— Begin Source material —

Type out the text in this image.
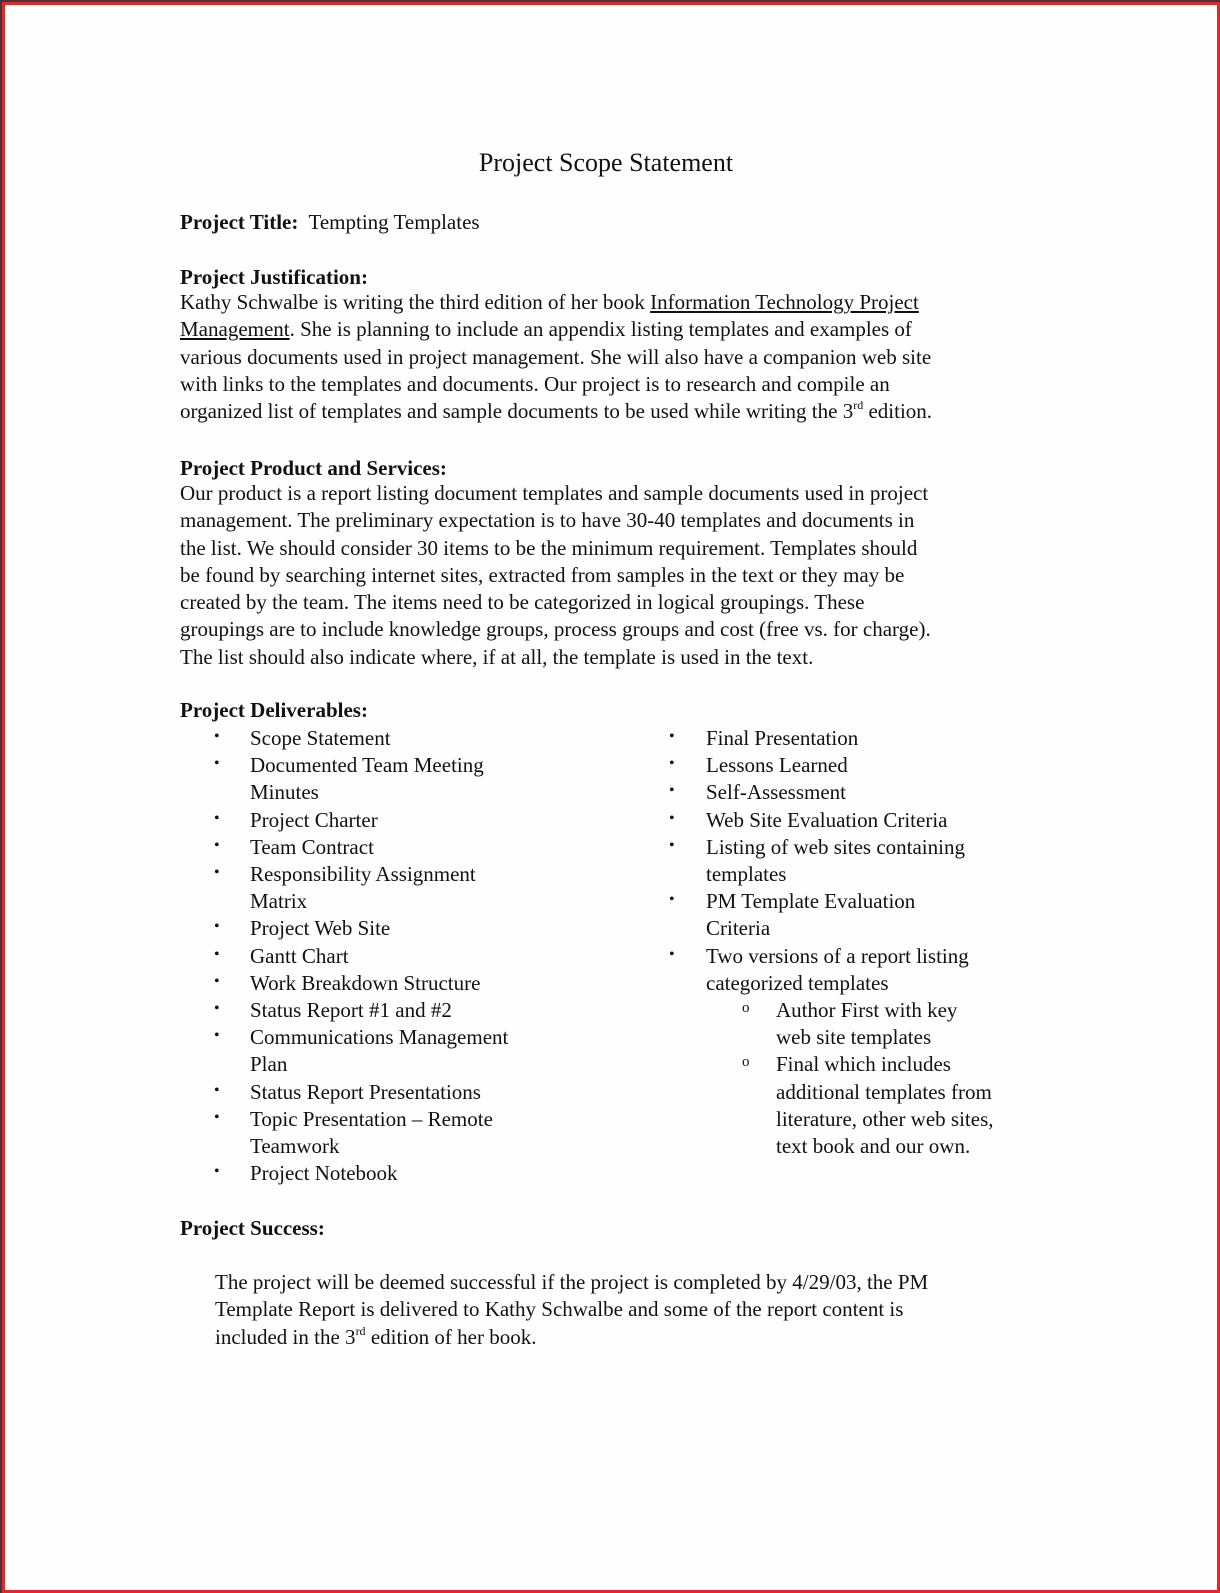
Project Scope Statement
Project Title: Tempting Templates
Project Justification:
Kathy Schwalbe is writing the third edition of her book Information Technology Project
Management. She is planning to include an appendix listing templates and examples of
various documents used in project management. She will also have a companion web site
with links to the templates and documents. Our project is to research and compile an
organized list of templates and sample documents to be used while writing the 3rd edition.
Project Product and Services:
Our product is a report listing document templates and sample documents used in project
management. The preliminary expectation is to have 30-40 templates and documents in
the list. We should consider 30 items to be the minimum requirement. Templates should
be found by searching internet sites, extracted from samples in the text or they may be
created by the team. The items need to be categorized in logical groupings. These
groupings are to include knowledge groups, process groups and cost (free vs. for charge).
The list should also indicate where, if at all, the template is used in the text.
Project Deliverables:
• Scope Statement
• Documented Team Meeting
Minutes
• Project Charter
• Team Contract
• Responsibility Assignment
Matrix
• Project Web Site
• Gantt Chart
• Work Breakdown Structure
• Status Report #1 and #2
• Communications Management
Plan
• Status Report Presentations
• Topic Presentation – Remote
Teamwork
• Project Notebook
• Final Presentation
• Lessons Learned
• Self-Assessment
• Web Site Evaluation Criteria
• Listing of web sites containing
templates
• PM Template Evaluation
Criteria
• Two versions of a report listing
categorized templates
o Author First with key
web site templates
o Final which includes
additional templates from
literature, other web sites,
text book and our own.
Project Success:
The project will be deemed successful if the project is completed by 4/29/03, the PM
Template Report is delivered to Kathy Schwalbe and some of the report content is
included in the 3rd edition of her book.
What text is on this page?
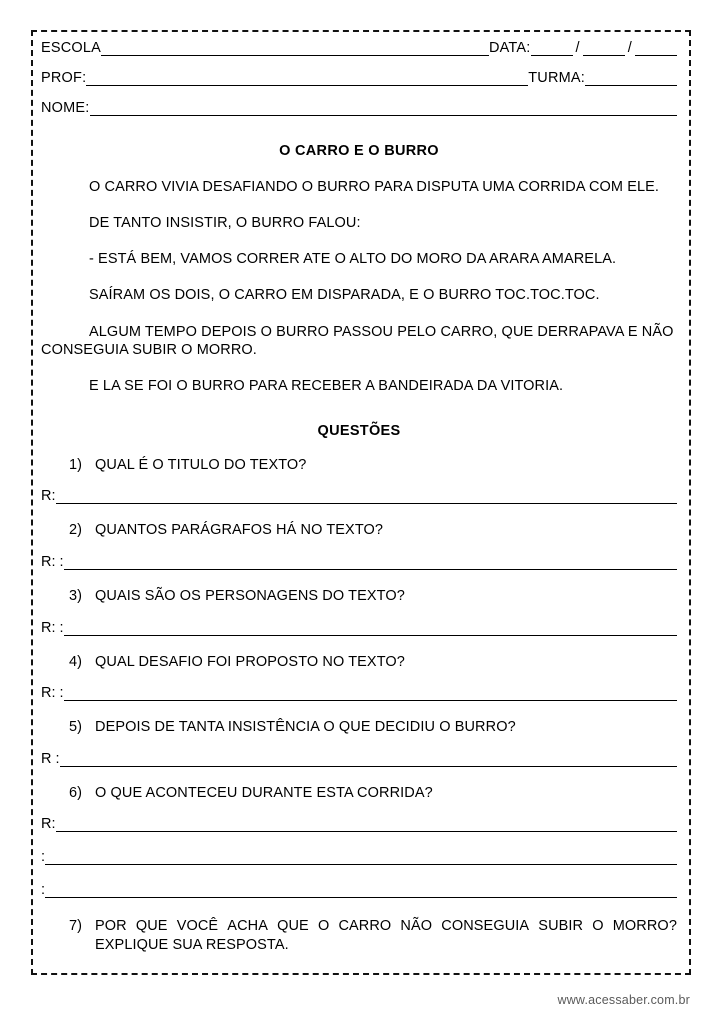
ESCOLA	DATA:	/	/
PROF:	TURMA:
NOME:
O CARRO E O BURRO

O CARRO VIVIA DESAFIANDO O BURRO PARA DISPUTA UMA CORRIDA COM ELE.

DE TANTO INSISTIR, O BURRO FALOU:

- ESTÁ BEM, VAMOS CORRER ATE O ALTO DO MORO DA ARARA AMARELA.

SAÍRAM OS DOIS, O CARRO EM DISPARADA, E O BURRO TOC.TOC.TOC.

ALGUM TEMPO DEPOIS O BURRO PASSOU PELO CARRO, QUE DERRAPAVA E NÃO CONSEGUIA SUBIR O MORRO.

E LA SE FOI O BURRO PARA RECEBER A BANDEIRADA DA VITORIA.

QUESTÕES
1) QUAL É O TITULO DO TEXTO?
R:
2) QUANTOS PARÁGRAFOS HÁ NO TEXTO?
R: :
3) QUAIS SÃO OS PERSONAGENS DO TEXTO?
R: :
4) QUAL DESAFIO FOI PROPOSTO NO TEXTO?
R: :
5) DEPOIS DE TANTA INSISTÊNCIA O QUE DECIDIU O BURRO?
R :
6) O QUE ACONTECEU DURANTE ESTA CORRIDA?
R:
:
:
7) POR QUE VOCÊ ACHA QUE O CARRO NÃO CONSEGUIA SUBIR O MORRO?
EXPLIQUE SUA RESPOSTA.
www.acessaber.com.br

— End Source material —
— Begin Source material —

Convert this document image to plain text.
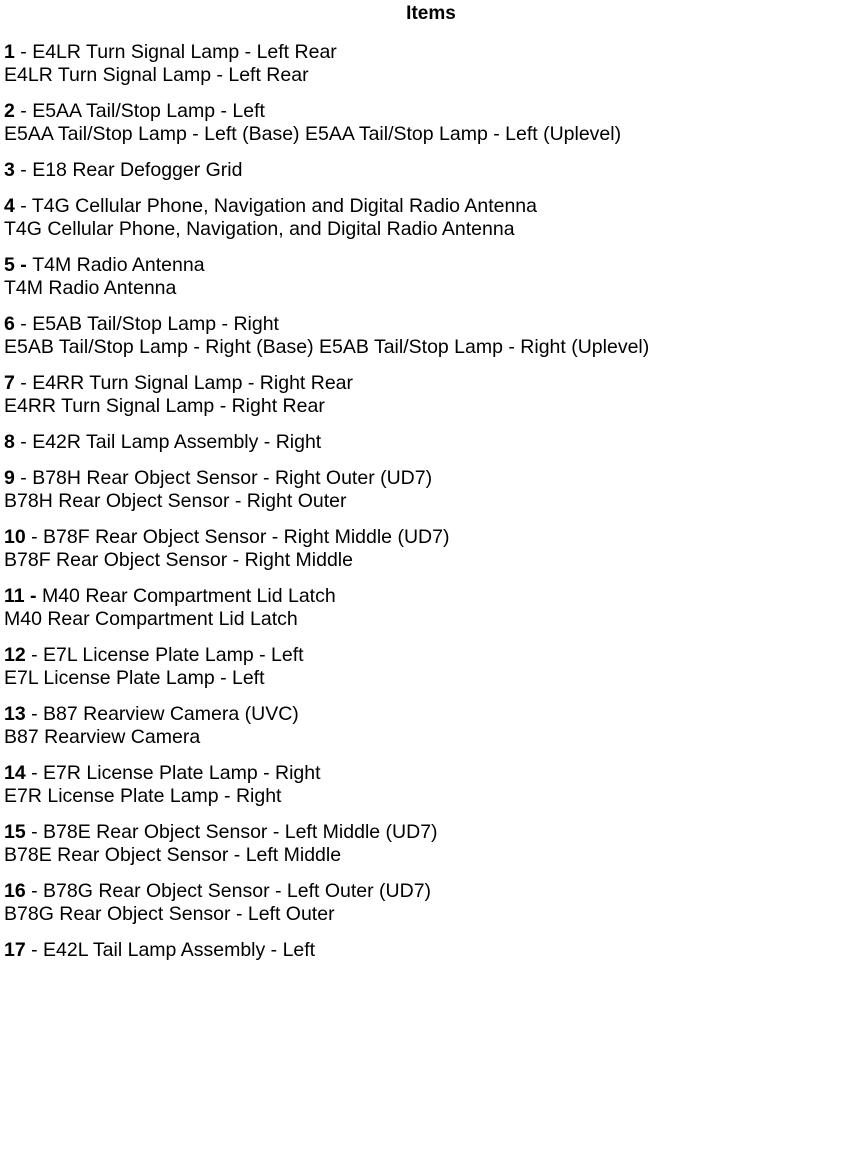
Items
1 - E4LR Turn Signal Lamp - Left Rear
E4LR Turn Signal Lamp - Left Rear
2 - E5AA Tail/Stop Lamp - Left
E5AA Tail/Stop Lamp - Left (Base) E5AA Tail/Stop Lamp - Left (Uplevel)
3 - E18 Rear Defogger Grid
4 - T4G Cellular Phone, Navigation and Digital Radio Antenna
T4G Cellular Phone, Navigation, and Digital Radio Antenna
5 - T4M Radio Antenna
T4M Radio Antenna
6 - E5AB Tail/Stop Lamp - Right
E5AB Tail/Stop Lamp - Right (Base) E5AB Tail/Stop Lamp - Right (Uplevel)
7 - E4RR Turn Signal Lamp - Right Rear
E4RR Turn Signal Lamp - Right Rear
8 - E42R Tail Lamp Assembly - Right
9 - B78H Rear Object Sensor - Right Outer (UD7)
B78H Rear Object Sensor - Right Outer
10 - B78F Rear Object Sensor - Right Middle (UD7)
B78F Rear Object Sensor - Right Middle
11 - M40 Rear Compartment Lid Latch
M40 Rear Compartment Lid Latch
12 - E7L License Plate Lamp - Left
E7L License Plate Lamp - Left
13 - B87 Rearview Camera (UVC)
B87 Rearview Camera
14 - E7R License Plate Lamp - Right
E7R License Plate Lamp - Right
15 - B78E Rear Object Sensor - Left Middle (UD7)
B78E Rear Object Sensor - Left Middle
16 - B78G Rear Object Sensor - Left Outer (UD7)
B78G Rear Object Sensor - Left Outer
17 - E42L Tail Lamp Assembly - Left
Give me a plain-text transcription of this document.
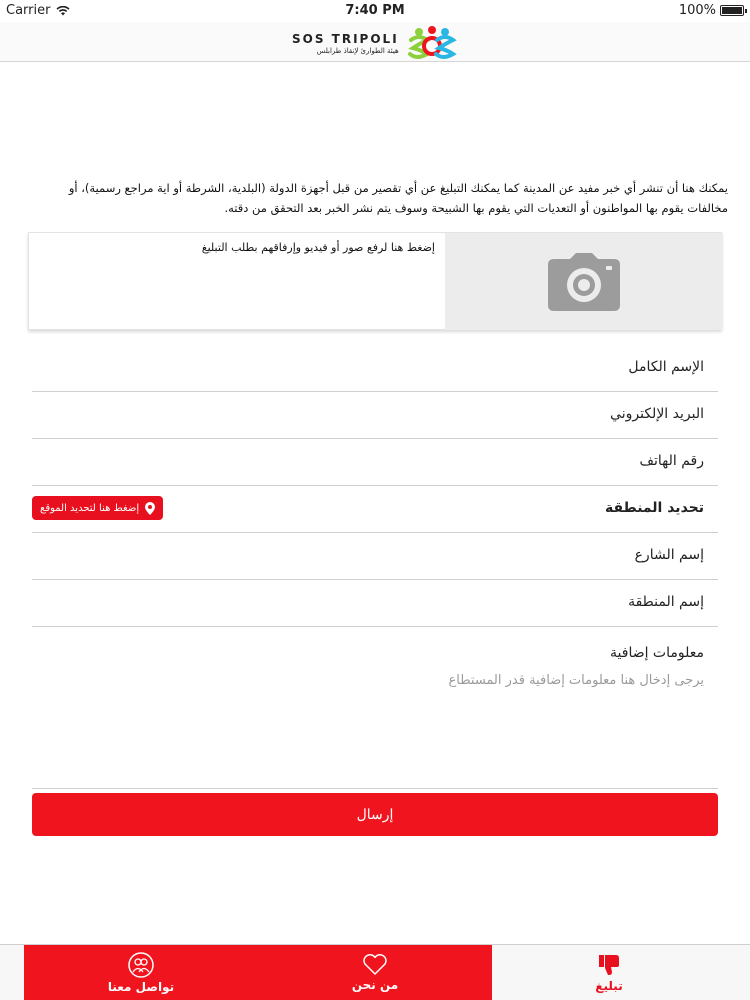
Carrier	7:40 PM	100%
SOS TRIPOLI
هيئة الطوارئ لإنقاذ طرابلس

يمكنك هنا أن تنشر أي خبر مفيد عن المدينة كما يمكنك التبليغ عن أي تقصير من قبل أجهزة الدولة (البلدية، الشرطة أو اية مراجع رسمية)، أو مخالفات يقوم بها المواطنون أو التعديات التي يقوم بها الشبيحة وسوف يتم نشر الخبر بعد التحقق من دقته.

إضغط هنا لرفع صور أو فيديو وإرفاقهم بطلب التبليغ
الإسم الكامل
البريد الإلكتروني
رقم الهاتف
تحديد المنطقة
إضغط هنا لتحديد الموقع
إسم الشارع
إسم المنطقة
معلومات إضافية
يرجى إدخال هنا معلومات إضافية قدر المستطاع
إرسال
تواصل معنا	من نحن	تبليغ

— End Source material —

▸ **Task statement**: Give every line of the material that includes the string "Antenna".

▸ **Response to the task**:
4 - T4G Cellular Phone, Navigation and Digital Radio Antenna
T4G Cellular Phone, Navigation, and Digital Radio Antenna
5 - T4M Radio Antenna
T4M Radio Antenna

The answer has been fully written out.